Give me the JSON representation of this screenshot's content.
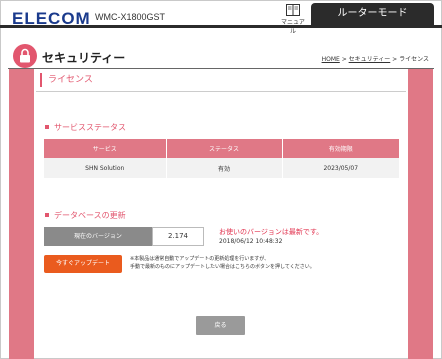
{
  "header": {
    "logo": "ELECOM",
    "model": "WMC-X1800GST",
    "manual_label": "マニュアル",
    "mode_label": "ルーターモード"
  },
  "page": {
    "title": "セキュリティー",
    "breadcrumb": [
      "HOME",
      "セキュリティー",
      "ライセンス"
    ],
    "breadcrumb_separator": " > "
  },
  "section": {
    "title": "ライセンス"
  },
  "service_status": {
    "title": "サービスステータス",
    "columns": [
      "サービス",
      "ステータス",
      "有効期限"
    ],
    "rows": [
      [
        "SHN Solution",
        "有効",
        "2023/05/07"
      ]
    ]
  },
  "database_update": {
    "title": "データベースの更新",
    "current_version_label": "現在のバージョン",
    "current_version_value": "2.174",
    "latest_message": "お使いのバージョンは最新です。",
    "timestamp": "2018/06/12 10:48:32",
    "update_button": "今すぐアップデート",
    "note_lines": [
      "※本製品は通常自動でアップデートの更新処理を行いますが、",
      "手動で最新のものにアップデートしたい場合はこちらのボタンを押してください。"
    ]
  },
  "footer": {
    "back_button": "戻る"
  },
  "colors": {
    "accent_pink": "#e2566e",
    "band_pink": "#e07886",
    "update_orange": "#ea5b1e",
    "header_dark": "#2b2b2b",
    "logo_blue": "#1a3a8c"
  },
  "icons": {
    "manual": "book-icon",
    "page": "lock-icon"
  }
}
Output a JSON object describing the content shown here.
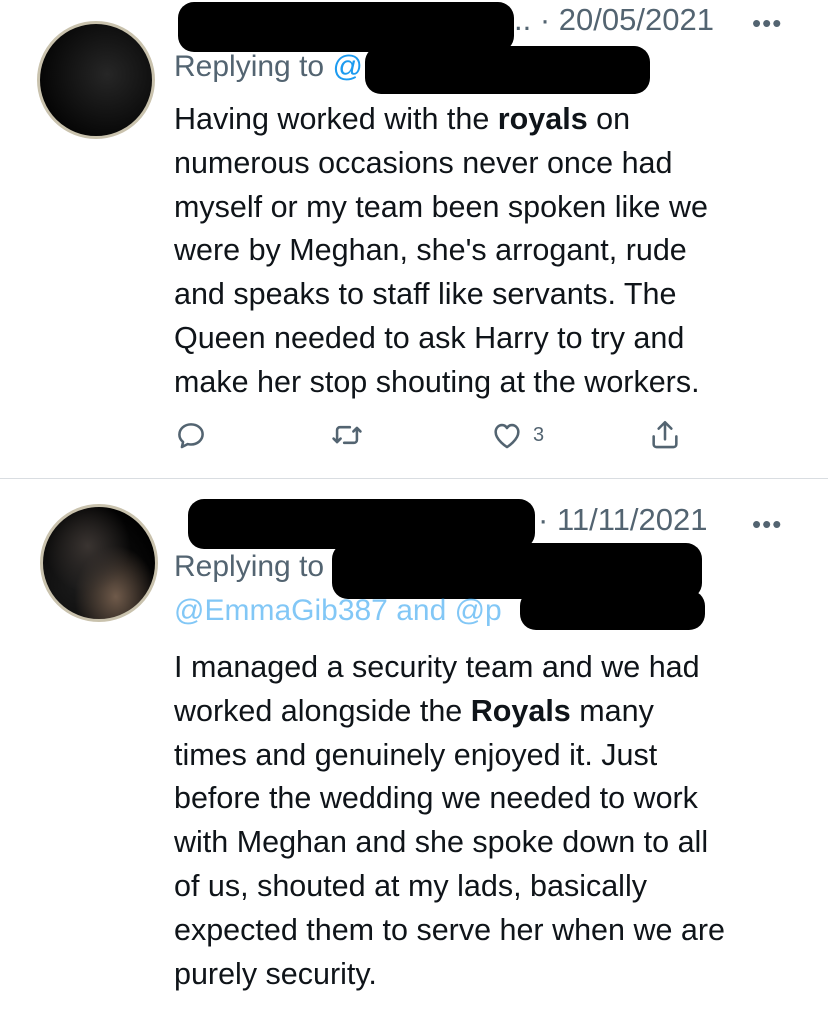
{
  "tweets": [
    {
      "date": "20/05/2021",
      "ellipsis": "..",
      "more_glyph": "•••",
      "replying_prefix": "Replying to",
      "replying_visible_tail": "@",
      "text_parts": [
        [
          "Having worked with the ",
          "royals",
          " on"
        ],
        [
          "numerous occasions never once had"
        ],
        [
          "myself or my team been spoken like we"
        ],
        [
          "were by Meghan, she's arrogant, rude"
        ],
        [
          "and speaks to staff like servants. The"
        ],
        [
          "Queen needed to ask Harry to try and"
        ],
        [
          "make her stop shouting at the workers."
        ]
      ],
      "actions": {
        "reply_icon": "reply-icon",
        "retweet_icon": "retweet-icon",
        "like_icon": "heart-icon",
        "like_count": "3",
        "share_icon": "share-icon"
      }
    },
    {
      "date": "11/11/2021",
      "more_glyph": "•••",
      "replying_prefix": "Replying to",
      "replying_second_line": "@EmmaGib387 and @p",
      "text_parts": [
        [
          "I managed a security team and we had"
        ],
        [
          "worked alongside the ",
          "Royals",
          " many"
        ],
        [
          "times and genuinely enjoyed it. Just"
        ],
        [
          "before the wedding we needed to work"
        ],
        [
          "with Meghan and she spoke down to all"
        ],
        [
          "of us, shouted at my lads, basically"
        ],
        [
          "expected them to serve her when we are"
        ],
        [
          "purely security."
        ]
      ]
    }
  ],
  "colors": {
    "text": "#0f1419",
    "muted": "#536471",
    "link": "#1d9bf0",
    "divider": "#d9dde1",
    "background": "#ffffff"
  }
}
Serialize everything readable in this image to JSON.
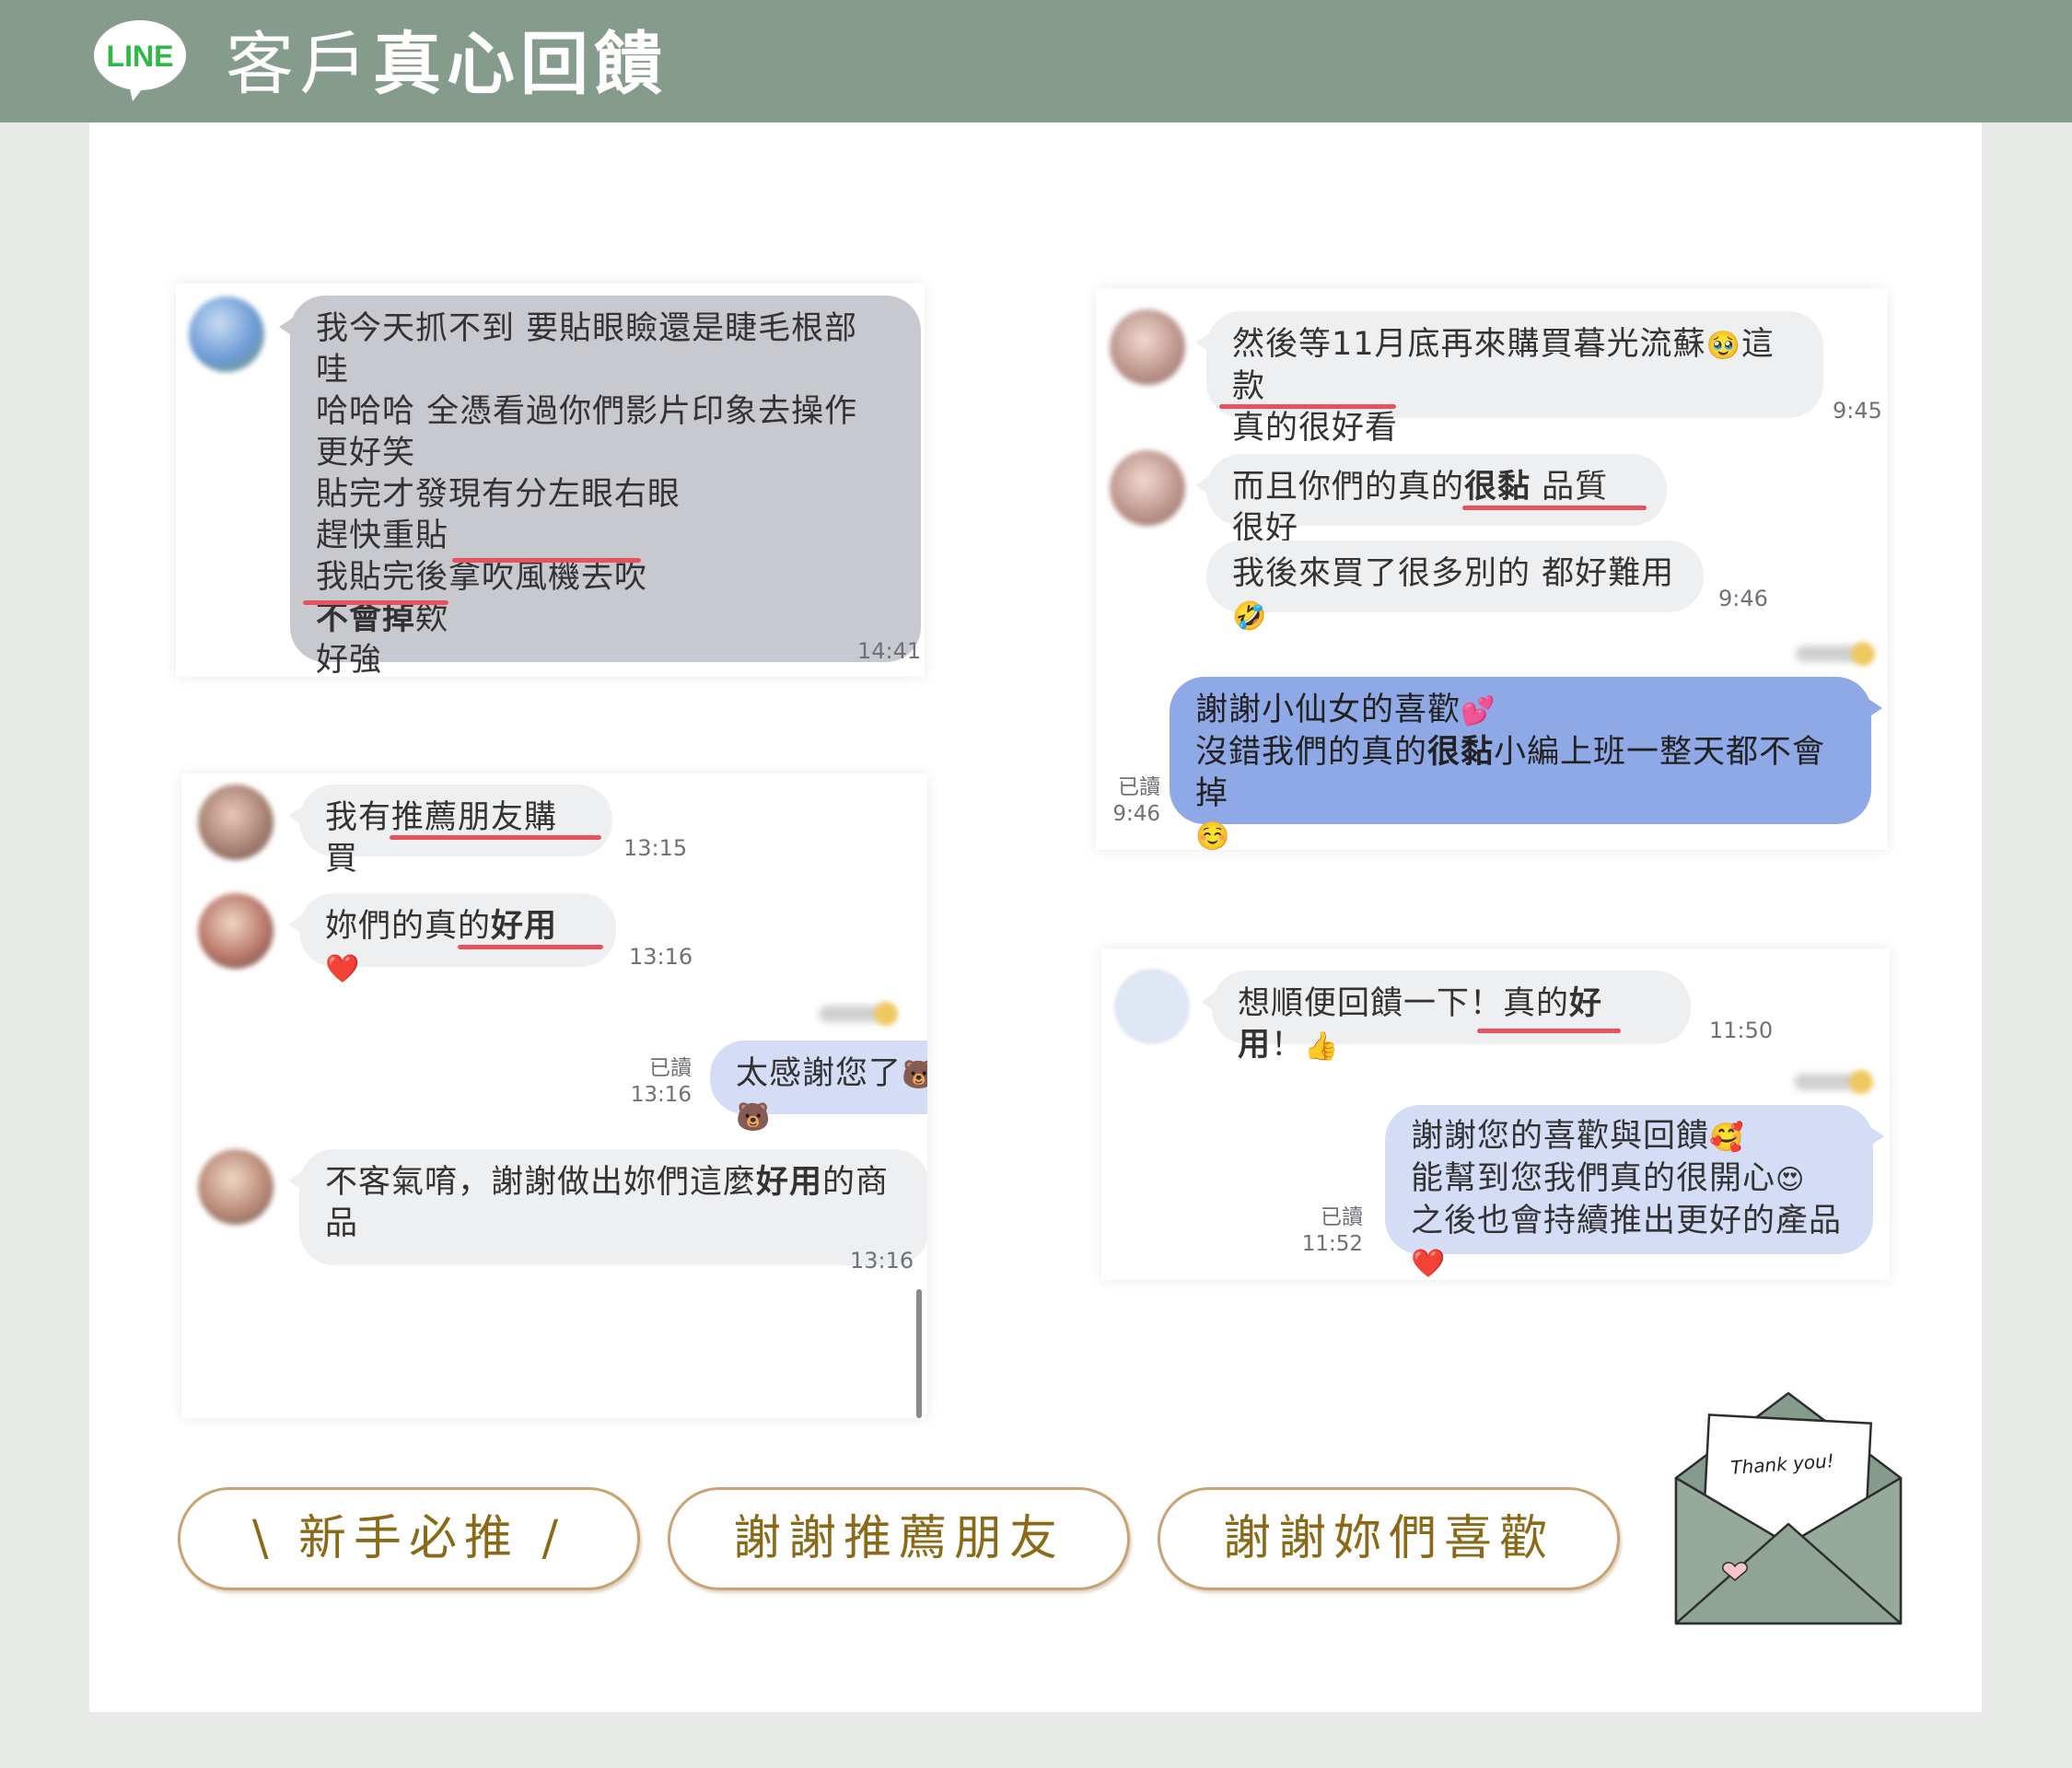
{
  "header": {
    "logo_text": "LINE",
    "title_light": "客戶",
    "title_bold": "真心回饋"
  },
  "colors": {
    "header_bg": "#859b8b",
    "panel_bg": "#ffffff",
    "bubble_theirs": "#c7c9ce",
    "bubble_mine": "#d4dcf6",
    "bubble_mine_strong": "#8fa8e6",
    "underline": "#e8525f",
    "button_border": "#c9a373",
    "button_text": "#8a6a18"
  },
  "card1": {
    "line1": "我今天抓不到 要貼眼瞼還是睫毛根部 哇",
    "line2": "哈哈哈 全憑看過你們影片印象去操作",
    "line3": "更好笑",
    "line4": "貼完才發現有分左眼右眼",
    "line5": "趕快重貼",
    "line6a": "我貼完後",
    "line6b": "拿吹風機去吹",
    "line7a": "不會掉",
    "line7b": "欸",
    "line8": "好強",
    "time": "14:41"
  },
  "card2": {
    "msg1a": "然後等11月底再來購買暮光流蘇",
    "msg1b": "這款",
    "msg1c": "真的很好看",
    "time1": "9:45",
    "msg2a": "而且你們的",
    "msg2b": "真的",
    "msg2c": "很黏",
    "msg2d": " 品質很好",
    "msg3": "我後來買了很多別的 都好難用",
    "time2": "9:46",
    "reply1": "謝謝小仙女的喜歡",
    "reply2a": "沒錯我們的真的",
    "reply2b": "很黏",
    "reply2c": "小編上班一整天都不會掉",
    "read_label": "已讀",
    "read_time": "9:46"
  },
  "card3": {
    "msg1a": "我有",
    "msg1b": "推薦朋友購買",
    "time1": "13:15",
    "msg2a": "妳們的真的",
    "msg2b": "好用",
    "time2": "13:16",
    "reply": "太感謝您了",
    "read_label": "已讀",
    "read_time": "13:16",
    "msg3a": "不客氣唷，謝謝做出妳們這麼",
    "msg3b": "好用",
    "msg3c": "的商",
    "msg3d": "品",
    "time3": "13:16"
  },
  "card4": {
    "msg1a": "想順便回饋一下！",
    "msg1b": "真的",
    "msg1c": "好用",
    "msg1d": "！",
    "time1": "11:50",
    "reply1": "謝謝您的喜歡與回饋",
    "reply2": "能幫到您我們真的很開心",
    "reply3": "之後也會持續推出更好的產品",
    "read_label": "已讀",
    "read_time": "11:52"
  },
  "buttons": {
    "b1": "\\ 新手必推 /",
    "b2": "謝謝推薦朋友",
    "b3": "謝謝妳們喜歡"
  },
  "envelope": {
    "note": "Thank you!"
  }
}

⁂

#### The request:
Find the lines holding "Meghan" and list every one.

#### Solution to the exercise:
          "were by Meghan, she's arrogant, rude"
          "with Meghan and she spoke down to all"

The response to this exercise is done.